------ Rows ------

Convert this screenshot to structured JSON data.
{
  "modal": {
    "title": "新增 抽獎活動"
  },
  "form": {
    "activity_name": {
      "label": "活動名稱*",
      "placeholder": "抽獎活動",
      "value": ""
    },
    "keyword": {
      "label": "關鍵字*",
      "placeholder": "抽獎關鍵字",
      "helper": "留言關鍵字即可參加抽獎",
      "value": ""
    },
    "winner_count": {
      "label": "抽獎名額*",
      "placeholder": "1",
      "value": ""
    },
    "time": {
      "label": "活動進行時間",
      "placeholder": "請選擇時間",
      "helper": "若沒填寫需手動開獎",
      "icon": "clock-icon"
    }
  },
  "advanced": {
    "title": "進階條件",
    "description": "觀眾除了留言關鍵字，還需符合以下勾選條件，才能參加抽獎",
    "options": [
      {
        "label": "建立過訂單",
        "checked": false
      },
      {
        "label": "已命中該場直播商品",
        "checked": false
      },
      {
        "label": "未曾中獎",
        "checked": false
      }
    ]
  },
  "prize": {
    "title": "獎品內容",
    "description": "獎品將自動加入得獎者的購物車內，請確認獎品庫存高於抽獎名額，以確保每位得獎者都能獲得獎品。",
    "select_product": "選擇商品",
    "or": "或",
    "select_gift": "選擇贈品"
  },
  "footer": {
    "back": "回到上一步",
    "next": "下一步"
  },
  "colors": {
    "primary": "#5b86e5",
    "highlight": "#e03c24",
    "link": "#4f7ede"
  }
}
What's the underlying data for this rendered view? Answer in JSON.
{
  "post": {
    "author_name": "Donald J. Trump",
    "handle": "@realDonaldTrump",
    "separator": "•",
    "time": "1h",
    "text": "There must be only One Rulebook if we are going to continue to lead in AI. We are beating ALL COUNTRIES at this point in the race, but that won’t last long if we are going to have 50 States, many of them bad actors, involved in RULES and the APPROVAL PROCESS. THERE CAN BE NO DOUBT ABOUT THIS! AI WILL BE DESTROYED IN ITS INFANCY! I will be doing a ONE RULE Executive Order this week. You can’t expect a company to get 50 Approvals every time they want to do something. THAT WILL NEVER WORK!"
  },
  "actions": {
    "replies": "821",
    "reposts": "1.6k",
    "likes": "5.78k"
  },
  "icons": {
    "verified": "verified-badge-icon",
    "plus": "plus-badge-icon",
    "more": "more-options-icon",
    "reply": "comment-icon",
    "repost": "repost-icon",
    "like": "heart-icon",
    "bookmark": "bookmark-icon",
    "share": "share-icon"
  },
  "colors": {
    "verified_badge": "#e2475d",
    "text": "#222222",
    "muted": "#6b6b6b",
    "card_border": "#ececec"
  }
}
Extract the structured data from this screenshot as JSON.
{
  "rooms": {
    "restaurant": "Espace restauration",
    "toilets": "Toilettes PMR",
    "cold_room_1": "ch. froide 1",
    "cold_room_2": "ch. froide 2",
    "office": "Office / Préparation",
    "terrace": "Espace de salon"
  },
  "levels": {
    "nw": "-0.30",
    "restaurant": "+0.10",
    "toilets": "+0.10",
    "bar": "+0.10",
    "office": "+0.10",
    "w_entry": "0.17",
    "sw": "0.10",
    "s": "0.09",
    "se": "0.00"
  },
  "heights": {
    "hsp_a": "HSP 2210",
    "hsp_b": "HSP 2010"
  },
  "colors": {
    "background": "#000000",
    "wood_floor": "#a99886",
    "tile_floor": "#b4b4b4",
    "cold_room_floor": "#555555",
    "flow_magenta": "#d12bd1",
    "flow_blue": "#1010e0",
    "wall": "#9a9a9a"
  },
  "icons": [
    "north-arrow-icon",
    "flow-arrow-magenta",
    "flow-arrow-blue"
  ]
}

------

**Requirement**
Set down each entry again, unchanged.

**Solution to the problem**
Convert this screenshot to structured JSON data.
{
  "modal": {
    "title": "新增 抽獎活動"
  },
  "form": {
    "activity_name": {
      "label": "活動名稱*",
      "placeholder": "抽獎活動",
      "value": ""
    },
    "keyword": {
      "label": "關鍵字*",
      "placeholder": "抽獎關鍵字",
      "helper": "留言關鍵字即可參加抽獎",
      "value": ""
    },
    "winner_count": {
      "label": "抽獎名額*",
      "placeholder": "1",
      "value": ""
    },
    "time": {
      "label": "活動進行時間",
      "placeholder": "請選擇時間",
      "helper": "若沒填寫需手動開獎",
      "icon": "clock-icon"
    }
  },
  "advanced": {
    "title": "進階條件",
    "description": "觀眾除了留言關鍵字，還需符合以下勾選條件，才能參加抽獎",
    "options": [
      {
        "label": "建立過訂單",
        "checked": false
      },
      {
        "label": "已命中該場直播商品",
        "checked": false
      },
      {
        "label": "未曾中獎",
        "checked": false
      }
    ]
  },
  "prize": {
    "title": "獎品內容",
    "description": "獎品將自動加入得獎者的購物車內，請確認獎品庫存高於抽獎名額，以確保每位得獎者都能獲得獎品。",
    "select_product": "選擇商品",
    "or": "或",
    "select_gift": "選擇贈品"
  },
  "footer": {
    "back": "回到上一步",
    "next": "下一步"
  },
  "colors": {
    "primary": "#5b86e5",
    "highlight": "#e03c24",
    "link": "#4f7ede"
  }
}
What's the underlying data for this rendered view? Answer in JSON.
{
  "post": {
    "author_name": "Donald J. Trump",
    "handle": "@realDonaldTrump",
    "separator": "•",
    "time": "1h",
    "text": "There must be only One Rulebook if we are going to continue to lead in AI. We are beating ALL COUNTRIES at this point in the race, but that won’t last long if we are going to have 50 States, many of them bad actors, involved in RULES and the APPROVAL PROCESS. THERE CAN BE NO DOUBT ABOUT THIS! AI WILL BE DESTROYED IN ITS INFANCY! I will be doing a ONE RULE Executive Order this week. You can’t expect a company to get 50 Approvals every time they want to do something. THAT WILL NEVER WORK!"
  },
  "actions": {
    "replies": "821",
    "reposts": "1.6k",
    "likes": "5.78k"
  },
  "icons": {
    "verified": "verified-badge-icon",
    "plus": "plus-badge-icon",
    "more": "more-options-icon",
    "reply": "comment-icon",
    "repost": "repost-icon",
    "like": "heart-icon",
    "bookmark": "bookmark-icon",
    "share": "share-icon"
  },
  "colors": {
    "verified_badge": "#e2475d",
    "text": "#222222",
    "muted": "#6b6b6b",
    "card_border": "#ececec"
  }
}
Extract the structured data from this screenshot as JSON.
{
  "rooms": {
    "restaurant": "Espace restauration",
    "toilets": "Toilettes PMR",
    "cold_room_1": "ch. froide 1",
    "cold_room_2": "ch. froide 2",
    "office": "Office / Préparation",
    "terrace": "Espace de salon"
  },
  "levels": {
    "nw": "-0.30",
    "restaurant": "+0.10",
    "toilets": "+0.10",
    "bar": "+0.10",
    "office": "+0.10",
    "w_entry": "0.17",
    "sw": "0.10",
    "s": "0.09",
    "se": "0.00"
  },
  "heights": {
    "hsp_a": "HSP 2210",
    "hsp_b": "HSP 2010"
  },
  "colors": {
    "background": "#000000",
    "wood_floor": "#a99886",
    "tile_floor": "#b4b4b4",
    "cold_room_floor": "#555555",
    "flow_magenta": "#d12bd1",
    "flow_blue": "#1010e0",
    "wall": "#9a9a9a"
  },
  "icons": [
    "north-arrow-icon",
    "flow-arrow-magenta",
    "flow-arrow-blue"
  ]
}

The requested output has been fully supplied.